------ Information given ------

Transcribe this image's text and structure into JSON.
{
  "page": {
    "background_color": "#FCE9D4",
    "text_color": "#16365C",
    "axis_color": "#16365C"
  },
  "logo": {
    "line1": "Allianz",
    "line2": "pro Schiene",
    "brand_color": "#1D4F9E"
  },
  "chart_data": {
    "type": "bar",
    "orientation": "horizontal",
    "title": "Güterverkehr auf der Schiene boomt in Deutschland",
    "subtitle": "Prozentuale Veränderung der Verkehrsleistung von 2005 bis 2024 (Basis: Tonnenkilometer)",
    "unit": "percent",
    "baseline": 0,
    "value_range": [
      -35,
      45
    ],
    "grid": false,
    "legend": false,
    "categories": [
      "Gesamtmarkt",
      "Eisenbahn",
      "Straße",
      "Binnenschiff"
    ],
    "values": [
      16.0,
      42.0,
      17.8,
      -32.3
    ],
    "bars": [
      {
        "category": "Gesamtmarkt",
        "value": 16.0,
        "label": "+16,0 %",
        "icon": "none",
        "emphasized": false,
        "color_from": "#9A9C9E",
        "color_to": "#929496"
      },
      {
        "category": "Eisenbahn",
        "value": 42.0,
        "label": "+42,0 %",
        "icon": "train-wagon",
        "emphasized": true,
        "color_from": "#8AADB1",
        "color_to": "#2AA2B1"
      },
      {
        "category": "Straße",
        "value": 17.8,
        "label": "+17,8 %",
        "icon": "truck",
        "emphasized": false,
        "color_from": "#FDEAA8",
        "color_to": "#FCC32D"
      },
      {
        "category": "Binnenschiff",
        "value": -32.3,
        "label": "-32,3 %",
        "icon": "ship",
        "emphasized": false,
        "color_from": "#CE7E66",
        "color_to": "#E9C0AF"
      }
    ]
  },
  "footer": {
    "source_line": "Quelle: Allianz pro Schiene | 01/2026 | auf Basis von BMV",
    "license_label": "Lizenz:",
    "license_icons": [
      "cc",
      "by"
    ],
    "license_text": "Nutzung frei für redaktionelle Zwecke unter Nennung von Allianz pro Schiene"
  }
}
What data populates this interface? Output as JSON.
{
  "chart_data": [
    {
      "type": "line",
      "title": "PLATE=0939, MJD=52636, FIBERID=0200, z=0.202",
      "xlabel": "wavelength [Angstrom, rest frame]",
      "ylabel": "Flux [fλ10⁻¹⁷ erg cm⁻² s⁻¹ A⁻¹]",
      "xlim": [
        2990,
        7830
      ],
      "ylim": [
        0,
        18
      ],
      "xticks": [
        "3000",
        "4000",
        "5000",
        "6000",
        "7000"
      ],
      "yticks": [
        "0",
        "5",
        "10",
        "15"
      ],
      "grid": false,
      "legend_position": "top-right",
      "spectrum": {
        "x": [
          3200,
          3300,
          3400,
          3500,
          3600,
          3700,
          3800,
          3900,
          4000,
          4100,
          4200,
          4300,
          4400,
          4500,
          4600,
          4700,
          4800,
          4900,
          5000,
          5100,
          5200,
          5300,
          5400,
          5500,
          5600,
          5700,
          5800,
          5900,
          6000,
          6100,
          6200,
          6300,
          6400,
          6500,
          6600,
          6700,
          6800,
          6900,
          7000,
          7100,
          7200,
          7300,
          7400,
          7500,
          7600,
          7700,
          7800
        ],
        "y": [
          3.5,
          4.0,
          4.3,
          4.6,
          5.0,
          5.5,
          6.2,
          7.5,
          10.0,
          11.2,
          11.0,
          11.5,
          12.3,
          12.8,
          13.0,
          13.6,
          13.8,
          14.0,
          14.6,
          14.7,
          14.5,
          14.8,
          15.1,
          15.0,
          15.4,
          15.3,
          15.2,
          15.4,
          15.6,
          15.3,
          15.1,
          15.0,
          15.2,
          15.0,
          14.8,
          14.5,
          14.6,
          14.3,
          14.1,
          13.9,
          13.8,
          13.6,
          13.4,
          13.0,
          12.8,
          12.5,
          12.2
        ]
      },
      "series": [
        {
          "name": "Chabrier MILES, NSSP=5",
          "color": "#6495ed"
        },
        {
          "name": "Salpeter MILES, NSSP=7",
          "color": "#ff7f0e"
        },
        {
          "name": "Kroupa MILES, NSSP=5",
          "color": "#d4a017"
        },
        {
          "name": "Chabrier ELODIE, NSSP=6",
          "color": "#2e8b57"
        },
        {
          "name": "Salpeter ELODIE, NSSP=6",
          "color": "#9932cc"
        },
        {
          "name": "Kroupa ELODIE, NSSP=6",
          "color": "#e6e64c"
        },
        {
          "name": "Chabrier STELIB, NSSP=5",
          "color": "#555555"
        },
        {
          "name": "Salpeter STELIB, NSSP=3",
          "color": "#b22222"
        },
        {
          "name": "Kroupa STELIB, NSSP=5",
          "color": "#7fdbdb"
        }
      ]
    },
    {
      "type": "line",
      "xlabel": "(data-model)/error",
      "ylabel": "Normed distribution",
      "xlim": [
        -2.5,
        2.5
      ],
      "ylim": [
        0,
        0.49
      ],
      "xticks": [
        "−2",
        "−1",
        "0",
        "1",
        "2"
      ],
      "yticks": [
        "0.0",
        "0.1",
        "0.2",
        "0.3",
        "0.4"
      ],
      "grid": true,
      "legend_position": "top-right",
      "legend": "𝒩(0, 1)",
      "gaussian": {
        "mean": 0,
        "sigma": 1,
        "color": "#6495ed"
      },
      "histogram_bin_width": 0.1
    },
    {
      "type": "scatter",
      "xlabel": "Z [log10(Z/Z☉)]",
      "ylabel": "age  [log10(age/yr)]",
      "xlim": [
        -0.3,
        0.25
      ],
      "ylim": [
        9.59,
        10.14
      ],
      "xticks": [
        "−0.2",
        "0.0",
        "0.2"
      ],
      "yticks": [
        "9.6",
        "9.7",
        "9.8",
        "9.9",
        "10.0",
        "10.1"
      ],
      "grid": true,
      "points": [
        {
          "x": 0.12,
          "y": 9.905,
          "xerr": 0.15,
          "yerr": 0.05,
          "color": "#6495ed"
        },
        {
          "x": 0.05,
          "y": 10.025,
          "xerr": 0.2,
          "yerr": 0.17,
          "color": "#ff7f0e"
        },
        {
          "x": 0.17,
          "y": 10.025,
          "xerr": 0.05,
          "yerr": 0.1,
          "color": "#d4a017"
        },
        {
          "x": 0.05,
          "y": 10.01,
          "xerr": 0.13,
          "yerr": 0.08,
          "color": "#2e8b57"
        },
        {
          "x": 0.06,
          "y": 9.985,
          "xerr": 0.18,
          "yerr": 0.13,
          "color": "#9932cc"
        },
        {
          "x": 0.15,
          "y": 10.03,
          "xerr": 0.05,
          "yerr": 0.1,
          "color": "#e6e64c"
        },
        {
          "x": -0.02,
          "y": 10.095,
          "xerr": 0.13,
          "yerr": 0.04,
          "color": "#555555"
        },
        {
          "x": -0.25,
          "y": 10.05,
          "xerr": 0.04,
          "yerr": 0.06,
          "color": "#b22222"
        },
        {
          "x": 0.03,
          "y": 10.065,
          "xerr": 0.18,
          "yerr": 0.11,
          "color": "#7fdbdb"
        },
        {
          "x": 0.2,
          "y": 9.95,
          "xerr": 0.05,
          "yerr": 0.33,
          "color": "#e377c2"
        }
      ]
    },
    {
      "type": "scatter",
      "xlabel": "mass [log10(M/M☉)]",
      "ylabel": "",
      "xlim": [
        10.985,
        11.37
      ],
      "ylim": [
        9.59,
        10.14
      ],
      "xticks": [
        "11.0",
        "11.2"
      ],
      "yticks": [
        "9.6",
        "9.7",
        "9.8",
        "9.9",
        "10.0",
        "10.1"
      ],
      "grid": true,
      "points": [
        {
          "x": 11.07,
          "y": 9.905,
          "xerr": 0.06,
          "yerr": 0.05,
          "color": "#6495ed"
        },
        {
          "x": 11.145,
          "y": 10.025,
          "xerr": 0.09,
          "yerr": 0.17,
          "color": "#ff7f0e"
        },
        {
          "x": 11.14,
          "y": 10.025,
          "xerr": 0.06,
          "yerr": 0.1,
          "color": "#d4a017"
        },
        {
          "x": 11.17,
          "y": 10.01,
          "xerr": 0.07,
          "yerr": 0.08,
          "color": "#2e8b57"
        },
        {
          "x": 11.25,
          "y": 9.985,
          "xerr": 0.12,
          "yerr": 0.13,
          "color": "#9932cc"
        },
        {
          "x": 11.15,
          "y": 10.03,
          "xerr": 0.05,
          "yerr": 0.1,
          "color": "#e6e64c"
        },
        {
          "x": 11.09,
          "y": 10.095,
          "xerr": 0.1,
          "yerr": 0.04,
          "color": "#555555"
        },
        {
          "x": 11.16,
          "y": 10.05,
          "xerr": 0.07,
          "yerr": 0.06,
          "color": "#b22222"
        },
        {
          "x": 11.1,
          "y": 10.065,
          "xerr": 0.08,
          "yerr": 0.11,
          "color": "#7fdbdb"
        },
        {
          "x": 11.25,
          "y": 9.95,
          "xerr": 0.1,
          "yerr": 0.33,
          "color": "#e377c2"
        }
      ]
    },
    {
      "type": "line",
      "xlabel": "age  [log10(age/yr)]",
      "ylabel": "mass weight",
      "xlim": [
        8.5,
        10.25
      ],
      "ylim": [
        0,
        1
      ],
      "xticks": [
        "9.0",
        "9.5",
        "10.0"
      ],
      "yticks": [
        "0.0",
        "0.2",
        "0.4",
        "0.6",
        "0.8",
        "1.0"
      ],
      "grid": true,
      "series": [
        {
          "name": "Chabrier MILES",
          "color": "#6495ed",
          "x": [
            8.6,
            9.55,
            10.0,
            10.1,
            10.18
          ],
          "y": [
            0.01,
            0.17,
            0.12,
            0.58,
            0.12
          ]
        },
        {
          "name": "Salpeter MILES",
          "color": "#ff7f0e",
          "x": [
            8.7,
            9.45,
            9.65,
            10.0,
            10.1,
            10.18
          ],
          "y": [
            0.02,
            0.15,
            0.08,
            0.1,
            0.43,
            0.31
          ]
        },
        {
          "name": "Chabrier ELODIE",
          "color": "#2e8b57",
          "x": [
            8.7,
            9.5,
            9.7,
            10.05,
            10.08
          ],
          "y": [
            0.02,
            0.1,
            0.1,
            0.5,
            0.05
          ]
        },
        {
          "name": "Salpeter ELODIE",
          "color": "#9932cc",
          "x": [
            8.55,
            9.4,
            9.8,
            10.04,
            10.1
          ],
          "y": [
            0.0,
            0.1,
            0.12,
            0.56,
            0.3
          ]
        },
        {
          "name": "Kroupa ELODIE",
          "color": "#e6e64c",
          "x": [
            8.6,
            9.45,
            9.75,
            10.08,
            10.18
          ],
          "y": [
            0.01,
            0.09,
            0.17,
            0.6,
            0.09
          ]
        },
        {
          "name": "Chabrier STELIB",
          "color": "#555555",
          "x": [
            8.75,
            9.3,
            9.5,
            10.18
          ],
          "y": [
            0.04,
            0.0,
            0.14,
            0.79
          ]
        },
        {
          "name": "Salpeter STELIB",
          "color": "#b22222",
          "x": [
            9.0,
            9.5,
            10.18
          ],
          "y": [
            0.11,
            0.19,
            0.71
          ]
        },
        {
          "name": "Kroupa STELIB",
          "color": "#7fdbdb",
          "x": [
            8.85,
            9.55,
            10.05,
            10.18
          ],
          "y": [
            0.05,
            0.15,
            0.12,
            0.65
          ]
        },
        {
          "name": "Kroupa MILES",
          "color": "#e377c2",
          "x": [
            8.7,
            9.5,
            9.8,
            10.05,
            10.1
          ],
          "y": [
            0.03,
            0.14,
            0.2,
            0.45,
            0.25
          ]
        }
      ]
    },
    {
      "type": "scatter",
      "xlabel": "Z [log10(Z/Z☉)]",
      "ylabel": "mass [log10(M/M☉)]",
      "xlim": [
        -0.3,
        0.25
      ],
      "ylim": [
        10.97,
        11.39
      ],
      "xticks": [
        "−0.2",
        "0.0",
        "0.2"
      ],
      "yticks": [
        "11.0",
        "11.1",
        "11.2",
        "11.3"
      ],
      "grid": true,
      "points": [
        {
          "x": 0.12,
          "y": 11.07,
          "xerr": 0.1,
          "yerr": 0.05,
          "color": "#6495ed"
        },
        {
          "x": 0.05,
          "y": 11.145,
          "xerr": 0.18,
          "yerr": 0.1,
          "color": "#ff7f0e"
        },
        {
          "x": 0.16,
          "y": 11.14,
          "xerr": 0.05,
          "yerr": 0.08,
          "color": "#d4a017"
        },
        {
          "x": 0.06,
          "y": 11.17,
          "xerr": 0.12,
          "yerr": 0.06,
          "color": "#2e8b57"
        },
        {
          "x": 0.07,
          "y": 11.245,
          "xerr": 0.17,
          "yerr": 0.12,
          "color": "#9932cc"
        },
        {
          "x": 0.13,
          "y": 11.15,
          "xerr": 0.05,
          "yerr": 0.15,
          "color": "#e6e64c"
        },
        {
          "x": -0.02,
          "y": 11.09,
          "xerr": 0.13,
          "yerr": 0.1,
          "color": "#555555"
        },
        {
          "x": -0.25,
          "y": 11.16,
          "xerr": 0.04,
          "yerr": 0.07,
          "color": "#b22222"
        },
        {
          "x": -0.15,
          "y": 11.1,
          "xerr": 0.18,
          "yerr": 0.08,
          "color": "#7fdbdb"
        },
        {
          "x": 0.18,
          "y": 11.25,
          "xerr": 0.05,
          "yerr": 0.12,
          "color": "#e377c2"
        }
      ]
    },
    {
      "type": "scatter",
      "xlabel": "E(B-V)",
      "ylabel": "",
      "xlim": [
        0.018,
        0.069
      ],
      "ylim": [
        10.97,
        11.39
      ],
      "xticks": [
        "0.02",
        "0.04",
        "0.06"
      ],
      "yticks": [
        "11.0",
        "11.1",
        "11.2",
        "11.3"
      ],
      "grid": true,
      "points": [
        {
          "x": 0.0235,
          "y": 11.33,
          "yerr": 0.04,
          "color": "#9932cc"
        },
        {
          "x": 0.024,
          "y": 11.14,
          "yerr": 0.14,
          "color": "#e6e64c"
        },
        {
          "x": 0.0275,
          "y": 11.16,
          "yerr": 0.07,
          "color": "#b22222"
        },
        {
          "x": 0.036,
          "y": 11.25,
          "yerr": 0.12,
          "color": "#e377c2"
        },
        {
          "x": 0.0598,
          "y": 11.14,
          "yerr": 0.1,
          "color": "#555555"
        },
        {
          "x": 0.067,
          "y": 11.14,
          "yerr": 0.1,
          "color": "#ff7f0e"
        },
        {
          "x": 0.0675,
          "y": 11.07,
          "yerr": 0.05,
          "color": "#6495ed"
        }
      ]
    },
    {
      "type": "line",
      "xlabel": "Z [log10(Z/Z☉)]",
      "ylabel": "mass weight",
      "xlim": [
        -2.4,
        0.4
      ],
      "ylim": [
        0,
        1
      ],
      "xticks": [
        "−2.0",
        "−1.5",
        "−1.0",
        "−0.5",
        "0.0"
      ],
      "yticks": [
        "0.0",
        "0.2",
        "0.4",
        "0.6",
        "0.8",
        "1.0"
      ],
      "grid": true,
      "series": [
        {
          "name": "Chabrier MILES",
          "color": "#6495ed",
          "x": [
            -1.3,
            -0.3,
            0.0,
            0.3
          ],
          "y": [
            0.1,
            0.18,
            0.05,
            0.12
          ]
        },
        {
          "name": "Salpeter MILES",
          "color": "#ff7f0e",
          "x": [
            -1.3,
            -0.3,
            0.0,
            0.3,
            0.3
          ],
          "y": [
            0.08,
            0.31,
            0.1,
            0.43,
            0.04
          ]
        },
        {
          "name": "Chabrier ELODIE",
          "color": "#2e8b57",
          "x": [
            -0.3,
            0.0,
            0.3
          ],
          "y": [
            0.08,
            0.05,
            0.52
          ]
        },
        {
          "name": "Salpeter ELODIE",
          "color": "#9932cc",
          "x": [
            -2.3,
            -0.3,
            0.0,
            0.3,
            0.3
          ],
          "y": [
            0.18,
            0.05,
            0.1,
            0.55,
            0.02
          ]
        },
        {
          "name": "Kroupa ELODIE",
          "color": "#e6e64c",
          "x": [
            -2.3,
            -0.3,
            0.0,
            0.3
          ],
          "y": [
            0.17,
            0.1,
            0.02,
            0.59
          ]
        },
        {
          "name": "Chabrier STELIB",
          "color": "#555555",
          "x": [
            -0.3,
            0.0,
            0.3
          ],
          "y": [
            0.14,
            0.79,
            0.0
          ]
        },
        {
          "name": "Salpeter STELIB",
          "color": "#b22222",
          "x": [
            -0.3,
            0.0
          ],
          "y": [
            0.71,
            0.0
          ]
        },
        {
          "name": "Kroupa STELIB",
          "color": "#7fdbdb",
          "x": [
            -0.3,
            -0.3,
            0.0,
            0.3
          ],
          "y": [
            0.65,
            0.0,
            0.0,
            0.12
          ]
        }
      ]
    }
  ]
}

------

◆ The task ◆
Count the lines that hold the string "xlabel", and reply with that number alone.

◆ Output of the exercise ◆
8